◆ **Stated task**: Please count the lines in the listing below where the word "удостоверяющий" appears. Give the number only.
--- Begin Entries supplied ---
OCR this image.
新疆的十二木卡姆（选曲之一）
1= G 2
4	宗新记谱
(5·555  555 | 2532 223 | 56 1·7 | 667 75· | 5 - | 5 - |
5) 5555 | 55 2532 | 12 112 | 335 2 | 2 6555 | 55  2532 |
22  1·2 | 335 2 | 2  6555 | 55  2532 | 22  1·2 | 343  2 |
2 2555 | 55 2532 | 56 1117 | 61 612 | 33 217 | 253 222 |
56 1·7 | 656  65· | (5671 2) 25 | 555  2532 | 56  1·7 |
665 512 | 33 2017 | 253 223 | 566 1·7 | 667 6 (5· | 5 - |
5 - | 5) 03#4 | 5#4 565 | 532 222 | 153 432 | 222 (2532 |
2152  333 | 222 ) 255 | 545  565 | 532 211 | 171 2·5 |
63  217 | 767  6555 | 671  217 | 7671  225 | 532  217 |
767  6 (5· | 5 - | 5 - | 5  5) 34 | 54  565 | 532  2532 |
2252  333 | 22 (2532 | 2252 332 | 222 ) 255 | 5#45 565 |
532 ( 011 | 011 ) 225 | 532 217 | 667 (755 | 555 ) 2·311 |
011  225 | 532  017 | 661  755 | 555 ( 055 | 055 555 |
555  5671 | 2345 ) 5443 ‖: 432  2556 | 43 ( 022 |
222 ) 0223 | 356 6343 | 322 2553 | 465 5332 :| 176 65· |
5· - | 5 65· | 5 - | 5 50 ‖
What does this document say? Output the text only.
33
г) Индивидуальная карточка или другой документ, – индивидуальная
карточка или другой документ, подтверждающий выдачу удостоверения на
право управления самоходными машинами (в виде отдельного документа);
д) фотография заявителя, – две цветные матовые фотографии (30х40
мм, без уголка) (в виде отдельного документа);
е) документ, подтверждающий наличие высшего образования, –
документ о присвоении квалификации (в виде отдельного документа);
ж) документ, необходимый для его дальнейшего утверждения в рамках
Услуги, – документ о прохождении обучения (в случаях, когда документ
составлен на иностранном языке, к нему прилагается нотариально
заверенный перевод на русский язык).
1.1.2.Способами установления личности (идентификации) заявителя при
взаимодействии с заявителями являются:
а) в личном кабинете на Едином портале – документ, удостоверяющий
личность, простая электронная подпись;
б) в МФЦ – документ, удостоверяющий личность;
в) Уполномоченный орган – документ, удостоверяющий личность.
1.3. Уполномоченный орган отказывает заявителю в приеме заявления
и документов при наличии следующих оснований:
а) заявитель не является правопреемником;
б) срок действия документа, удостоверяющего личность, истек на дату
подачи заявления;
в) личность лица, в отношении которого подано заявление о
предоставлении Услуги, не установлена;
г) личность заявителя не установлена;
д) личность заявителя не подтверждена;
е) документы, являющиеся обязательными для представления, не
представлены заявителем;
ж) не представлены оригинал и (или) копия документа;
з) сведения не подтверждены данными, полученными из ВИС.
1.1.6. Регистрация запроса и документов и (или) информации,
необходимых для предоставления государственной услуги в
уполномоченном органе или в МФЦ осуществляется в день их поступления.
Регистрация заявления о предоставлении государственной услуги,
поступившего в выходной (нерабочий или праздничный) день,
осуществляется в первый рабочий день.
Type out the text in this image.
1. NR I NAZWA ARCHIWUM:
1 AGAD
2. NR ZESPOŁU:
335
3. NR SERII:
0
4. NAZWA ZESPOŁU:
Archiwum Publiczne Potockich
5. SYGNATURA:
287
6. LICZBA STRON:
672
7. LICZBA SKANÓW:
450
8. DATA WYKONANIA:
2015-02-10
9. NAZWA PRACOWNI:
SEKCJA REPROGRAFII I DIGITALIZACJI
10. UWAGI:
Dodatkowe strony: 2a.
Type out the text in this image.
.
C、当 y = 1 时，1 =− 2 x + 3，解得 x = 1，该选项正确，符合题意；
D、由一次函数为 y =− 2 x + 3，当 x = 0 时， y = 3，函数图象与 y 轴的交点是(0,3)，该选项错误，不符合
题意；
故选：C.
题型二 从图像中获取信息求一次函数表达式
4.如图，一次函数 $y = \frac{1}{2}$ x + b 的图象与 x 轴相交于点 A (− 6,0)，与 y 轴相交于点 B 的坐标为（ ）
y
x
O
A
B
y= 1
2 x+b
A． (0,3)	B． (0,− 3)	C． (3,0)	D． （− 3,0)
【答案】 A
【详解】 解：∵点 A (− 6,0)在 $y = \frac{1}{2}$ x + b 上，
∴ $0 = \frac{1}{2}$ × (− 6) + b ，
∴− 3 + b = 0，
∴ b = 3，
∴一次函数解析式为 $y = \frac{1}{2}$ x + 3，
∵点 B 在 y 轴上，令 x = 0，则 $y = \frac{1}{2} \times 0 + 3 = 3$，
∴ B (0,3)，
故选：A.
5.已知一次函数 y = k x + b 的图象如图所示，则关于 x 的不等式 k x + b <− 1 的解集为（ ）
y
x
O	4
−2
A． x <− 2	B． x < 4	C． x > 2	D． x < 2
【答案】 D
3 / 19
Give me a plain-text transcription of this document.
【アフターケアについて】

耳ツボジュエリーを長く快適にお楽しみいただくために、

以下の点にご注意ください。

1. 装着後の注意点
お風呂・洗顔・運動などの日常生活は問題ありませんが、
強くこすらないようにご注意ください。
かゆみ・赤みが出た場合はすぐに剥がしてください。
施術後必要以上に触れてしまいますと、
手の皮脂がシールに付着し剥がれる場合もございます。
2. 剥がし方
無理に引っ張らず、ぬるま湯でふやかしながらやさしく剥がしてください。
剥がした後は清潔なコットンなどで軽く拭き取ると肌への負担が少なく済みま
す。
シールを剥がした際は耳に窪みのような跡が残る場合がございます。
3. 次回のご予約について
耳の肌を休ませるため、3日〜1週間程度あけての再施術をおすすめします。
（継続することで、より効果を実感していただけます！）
--- End Entries supplied ---
◆ **Written solution**: 3